*** Raw data

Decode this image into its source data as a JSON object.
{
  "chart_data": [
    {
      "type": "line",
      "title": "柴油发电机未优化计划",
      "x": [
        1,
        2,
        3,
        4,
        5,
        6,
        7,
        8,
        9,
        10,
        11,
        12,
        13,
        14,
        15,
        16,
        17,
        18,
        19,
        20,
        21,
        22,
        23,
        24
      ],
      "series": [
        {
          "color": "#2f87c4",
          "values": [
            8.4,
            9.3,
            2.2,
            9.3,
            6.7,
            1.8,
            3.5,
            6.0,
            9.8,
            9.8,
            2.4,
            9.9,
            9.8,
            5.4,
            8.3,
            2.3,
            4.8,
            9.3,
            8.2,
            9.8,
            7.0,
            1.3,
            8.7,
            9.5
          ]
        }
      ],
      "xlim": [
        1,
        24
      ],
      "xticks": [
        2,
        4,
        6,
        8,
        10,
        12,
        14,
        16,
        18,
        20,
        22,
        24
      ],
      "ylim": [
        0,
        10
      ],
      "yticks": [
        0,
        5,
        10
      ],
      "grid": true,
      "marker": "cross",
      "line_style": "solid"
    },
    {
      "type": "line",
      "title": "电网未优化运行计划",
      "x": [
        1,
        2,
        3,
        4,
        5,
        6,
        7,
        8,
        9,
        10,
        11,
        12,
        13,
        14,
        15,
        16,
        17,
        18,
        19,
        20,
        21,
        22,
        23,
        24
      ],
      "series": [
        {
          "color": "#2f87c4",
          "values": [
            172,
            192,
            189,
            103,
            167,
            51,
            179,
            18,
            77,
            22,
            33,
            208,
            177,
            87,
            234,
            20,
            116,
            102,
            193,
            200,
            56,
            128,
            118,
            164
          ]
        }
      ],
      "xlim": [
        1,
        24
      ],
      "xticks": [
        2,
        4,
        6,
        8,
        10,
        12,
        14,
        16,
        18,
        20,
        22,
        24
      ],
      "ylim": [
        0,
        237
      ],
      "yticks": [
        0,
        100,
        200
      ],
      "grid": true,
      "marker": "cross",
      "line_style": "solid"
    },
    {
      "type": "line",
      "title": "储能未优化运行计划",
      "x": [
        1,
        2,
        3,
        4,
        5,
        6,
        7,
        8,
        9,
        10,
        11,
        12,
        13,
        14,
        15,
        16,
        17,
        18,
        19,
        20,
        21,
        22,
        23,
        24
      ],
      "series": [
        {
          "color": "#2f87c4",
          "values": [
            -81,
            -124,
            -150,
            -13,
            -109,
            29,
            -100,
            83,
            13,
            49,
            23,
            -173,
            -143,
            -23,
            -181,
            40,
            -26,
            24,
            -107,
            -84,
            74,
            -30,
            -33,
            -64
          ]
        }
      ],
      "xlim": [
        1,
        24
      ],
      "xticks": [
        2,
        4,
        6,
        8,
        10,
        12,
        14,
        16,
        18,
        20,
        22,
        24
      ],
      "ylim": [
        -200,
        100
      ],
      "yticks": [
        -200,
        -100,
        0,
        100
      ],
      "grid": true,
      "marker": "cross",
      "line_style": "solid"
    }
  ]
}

******

> _Task objective_:
Set down every line of the listing above again, exactly as given.

> _Final answer_:
Decode this image into its source data as a JSON object.
{
  "chart_data": [
    {
      "type": "line",
      "title": "柴油发电机未优化计划",
      "x": [
        1,
        2,
        3,
        4,
        5,
        6,
        7,
        8,
        9,
        10,
        11,
        12,
        13,
        14,
        15,
        16,
        17,
        18,
        19,
        20,
        21,
        22,
        23,
        24
      ],
      "series": [
        {
          "color": "#2f87c4",
          "values": [
            8.4,
            9.3,
            2.2,
            9.3,
            6.7,
            1.8,
            3.5,
            6.0,
            9.8,
            9.8,
            2.4,
            9.9,
            9.8,
            5.4,
            8.3,
            2.3,
            4.8,
            9.3,
            8.2,
            9.8,
            7.0,
            1.3,
            8.7,
            9.5
          ]
        }
      ],
      "xlim": [
        1,
        24
      ],
      "xticks": [
        2,
        4,
        6,
        8,
        10,
        12,
        14,
        16,
        18,
        20,
        22,
        24
      ],
      "ylim": [
        0,
        10
      ],
      "yticks": [
        0,
        5,
        10
      ],
      "grid": true,
      "marker": "cross",
      "line_style": "solid"
    },
    {
      "type": "line",
      "title": "电网未优化运行计划",
      "x": [
        1,
        2,
        3,
        4,
        5,
        6,
        7,
        8,
        9,
        10,
        11,
        12,
        13,
        14,
        15,
        16,
        17,
        18,
        19,
        20,
        21,
        22,
        23,
        24
      ],
      "series": [
        {
          "color": "#2f87c4",
          "values": [
            172,
            192,
            189,
            103,
            167,
            51,
            179,
            18,
            77,
            22,
            33,
            208,
            177,
            87,
            234,
            20,
            116,
            102,
            193,
            200,
            56,
            128,
            118,
            164
          ]
        }
      ],
      "xlim": [
        1,
        24
      ],
      "xticks": [
        2,
        4,
        6,
        8,
        10,
        12,
        14,
        16,
        18,
        20,
        22,
        24
      ],
      "ylim": [
        0,
        237
      ],
      "yticks": [
        0,
        100,
        200
      ],
      "grid": true,
      "marker": "cross",
      "line_style": "solid"
    },
    {
      "type": "line",
      "title": "储能未优化运行计划",
      "x": [
        1,
        2,
        3,
        4,
        5,
        6,
        7,
        8,
        9,
        10,
        11,
        12,
        13,
        14,
        15,
        16,
        17,
        18,
        19,
        20,
        21,
        22,
        23,
        24
      ],
      "series": [
        {
          "color": "#2f87c4",
          "values": [
            -81,
            -124,
            -150,
            -13,
            -109,
            29,
            -100,
            83,
            13,
            49,
            23,
            -173,
            -143,
            -23,
            -181,
            40,
            -26,
            24,
            -107,
            -84,
            74,
            -30,
            -33,
            -64
          ]
        }
      ],
      "xlim": [
        1,
        24
      ],
      "xticks": [
        2,
        4,
        6,
        8,
        10,
        12,
        14,
        16,
        18,
        20,
        22,
        24
      ],
      "ylim": [
        -200,
        100
      ],
      "yticks": [
        -200,
        -100,
        0,
        100
      ],
      "grid": true,
      "marker": "cross",
      "line_style": "solid"
    }
  ]
}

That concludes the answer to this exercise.